__DIRECTIONS FOR THIS TASK__:
Scan the listing below and copy every line holding "若无水殿龙舟事".

# start of MATERIAL PROVIDED

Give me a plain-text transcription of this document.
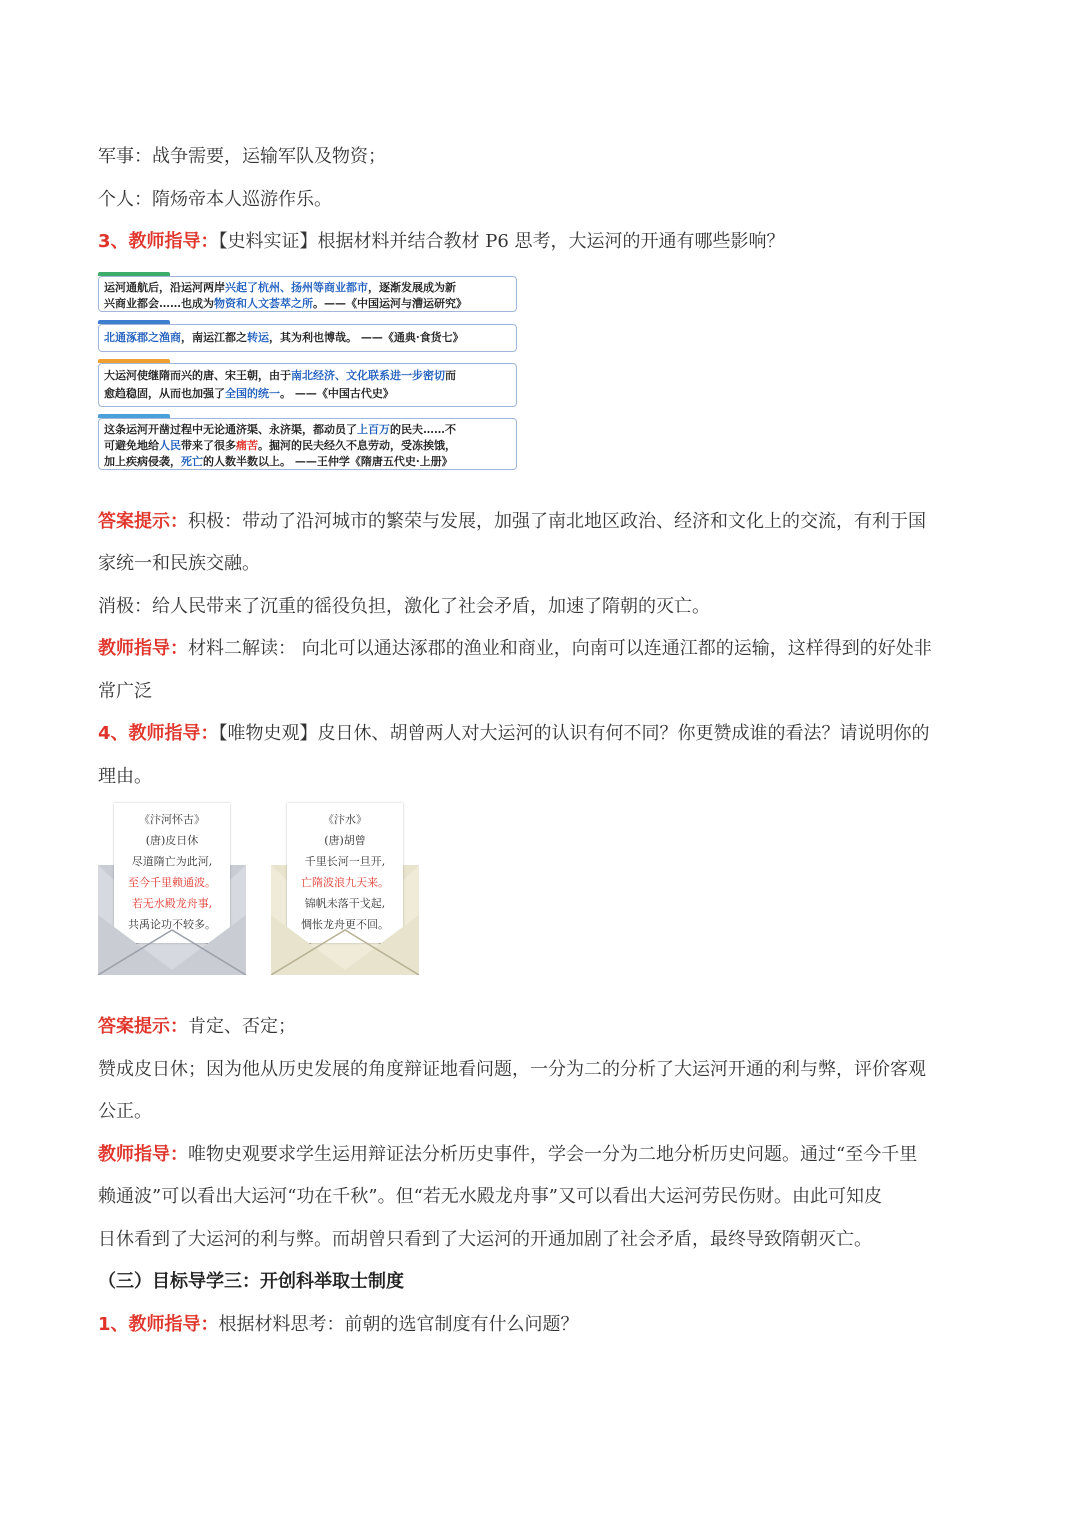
军事：战争需要，运输军队及物资；
个人：隋炀帝本人巡游作乐。
3、教师指导：【史料实证】根据材料并结合教材 P6 思考，大运河的开通有哪些影响？
运河通航后，沿运河两岸兴起了杭州、扬州等商业都市，逐渐发展成为新
兴商业都会……也成为物资和人文荟萃之所。——《中国运河与漕运研究》
北通涿郡之渔商，南运江都之转运，其为利也博哉。 ——《通典·食货七》
大运河使继隋而兴的唐、宋王朝，由于南北经济、文化联系进一步密切而
愈趋稳固，从而也加强了全国的统一。 ——《中国古代史》
这条运河开凿过程中无论通济渠、永济渠，都动员了上百万的民夫……不
可避免地给人民带来了很多痛苦。掘河的民夫经久不息劳动，受冻挨饿，
加上疾病侵袭，死亡的人数半数以上。 ——王仲学《隋唐五代史·上册》
答案提示：积极：带动了沿河城市的繁荣与发展，加强了南北地区政治、经济和文化上的交流，有利于国
家统一和民族交融。
消极：给人民带来了沉重的徭役负担，激化了社会矛盾，加速了隋朝的灭亡。
教师指导：材料二解读： 向北可以通达涿郡的渔业和商业，向南可以连通江都的运输，这样得到的好处非
常广泛
4、教师指导：【唯物史观】皮日休、胡曾两人对大运河的认识有何不同？你更赞成谁的看法？请说明你的
理由。
《汴河怀古》
(唐)皮日休
尽道隋亡为此河,
至今千里赖通波。
若无水殿龙舟事,
共禹论功不较多。
《汴水》
(唐)胡曾
千里长河一旦开,
亡隋波浪九天来。
锦帆未落干戈起,
惆怅龙舟更不回。
答案提示：肯定、否定；
赞成皮日休；因为他从历史发展的角度辩证地看问题，一分为二的分析了大运河开通的利与弊，评价客观
公正。
教师指导：唯物史观要求学生运用辩证法分析历史事件，学会一分为二地分析历史问题。通过“至今千里
赖通波”可以看出大运河“功在千秋”。但“若无水殿龙舟事”又可以看出大运河劳民伤财。由此可知皮
日休看到了大运河的利与弊。而胡曾只看到了大运河的开通加剧了社会矛盾，最终导致隋朝灭亡。
（三）目标导学三：开创科举取士制度
1、教师指导：根据材料思考：前朝的选官制度有什么问题？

# end of MATERIAL PROVIDED

__SOLVED PROBLEM__:
若无水殿龙舟事,
赖通波”可以看出大运河“功在千秋”。但“若无水殿龙舟事”又可以看出大运河劳民伤财。由此可知皮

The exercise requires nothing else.